Data entries
======

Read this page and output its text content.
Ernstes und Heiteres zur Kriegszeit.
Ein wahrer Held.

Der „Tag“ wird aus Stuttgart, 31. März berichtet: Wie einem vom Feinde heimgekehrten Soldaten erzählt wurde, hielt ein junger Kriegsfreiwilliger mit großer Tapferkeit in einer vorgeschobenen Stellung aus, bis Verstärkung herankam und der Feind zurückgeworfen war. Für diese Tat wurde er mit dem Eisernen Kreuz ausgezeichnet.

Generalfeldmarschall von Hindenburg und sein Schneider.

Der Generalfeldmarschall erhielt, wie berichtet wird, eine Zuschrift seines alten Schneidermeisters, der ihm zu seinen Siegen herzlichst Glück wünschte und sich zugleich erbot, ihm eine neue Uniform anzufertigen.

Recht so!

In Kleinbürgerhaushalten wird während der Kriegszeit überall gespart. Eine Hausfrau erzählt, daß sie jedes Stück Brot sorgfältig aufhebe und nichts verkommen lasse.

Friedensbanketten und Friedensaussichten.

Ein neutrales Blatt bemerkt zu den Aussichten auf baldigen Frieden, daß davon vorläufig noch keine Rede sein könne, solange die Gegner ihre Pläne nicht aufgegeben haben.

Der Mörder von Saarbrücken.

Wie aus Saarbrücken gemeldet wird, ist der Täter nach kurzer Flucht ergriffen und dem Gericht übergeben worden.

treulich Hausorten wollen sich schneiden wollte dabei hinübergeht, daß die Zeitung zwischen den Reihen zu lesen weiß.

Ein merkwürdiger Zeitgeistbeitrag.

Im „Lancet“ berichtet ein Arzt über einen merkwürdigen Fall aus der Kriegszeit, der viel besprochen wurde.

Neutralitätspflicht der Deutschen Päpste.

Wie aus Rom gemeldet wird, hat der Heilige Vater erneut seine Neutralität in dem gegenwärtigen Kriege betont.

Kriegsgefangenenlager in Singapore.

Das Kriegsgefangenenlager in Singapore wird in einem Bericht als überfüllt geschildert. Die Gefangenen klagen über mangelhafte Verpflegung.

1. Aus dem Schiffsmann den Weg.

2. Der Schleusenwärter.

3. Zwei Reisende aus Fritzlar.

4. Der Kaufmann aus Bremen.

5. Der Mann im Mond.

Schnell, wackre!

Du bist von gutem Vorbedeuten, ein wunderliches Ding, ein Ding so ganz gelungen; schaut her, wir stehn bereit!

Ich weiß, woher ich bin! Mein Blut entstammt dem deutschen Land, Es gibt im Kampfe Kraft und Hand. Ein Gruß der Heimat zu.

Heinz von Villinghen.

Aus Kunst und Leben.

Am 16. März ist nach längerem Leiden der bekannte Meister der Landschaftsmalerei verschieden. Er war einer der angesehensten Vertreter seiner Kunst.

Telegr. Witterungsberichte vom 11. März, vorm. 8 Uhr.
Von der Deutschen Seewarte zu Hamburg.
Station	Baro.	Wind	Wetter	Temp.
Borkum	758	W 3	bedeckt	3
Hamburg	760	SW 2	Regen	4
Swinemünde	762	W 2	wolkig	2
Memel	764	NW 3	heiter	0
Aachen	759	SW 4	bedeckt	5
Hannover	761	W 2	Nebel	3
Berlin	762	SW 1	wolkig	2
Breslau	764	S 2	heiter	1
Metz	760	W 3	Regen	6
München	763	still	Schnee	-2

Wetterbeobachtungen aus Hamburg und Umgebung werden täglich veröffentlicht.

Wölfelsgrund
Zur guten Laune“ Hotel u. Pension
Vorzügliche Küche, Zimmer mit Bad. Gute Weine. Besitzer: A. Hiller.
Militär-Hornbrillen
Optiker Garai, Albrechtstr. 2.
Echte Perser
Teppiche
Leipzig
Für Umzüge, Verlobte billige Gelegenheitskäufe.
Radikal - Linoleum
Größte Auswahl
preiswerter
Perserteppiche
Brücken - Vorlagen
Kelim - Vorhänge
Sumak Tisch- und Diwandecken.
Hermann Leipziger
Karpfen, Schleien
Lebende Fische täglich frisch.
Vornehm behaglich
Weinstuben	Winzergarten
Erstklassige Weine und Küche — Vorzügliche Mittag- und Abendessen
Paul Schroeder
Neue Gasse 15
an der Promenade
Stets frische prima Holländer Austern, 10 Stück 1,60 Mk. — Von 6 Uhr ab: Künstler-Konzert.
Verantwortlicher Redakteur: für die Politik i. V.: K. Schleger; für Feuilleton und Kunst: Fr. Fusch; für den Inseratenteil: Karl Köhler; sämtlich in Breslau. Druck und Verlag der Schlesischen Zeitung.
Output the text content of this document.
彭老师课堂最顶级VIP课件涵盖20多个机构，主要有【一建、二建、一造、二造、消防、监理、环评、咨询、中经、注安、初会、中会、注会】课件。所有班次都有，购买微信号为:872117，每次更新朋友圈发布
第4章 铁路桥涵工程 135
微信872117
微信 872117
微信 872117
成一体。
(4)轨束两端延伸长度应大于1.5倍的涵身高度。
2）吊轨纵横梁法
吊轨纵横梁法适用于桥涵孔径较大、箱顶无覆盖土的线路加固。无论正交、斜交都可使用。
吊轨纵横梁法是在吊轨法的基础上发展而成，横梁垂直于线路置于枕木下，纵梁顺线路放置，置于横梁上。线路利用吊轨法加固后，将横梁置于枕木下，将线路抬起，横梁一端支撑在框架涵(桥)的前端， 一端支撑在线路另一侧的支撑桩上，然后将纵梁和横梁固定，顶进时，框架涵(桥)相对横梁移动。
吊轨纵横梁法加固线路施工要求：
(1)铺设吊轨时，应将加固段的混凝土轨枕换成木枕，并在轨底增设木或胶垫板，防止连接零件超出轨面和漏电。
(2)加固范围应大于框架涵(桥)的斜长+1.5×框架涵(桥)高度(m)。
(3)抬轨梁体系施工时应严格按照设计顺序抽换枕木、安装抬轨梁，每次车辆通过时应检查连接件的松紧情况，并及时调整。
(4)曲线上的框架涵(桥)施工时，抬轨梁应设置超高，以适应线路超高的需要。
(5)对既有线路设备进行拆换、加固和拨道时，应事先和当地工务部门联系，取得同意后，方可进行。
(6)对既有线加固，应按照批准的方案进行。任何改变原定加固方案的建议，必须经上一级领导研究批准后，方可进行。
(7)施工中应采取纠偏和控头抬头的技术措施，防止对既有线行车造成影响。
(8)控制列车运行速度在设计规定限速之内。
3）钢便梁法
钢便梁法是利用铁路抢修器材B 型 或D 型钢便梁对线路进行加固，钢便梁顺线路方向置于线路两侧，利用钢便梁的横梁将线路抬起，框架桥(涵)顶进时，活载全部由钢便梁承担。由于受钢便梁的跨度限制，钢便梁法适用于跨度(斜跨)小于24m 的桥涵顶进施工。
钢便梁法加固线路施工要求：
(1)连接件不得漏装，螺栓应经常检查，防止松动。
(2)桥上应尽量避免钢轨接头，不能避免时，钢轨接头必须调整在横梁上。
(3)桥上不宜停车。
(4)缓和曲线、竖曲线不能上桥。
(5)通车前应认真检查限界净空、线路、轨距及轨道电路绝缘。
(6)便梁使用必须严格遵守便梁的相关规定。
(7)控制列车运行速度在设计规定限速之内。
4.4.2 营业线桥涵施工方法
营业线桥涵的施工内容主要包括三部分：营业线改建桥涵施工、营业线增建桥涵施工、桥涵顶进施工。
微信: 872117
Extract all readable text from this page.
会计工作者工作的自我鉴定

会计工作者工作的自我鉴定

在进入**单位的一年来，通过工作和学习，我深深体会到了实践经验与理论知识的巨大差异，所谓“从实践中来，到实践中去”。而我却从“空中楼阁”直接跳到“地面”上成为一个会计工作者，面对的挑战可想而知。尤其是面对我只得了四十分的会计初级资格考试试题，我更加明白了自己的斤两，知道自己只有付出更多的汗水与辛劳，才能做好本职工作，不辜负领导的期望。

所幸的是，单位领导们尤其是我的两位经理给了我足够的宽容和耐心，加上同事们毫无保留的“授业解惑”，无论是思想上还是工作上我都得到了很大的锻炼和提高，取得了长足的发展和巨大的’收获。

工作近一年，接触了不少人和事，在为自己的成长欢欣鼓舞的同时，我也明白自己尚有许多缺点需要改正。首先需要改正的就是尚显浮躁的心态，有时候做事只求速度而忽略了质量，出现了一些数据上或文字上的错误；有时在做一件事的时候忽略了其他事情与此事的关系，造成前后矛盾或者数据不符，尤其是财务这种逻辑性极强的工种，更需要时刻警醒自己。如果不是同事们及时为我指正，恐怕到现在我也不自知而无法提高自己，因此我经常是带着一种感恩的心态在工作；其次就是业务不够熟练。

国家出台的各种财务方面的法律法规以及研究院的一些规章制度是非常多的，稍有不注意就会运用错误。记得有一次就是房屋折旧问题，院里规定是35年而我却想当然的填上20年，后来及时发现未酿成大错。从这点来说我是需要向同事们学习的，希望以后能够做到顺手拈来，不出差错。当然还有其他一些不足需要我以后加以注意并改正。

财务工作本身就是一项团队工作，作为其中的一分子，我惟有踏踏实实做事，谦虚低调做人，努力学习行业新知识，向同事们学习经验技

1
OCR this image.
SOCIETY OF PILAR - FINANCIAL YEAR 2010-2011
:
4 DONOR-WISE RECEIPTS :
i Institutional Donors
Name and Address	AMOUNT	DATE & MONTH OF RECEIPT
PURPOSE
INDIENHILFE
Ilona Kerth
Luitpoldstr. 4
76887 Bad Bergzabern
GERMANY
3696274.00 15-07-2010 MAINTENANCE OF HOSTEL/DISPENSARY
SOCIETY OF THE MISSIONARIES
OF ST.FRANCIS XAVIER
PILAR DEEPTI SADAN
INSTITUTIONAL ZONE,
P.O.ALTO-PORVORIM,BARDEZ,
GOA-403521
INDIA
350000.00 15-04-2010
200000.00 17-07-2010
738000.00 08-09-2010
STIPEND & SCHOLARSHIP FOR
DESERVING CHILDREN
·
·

======

**Prompt**
Read the entries and pick out all lines that include the word "text".

**Task answer**
Read this page and output its text content.
Output the text content of this document.
Extract all readable text from this page.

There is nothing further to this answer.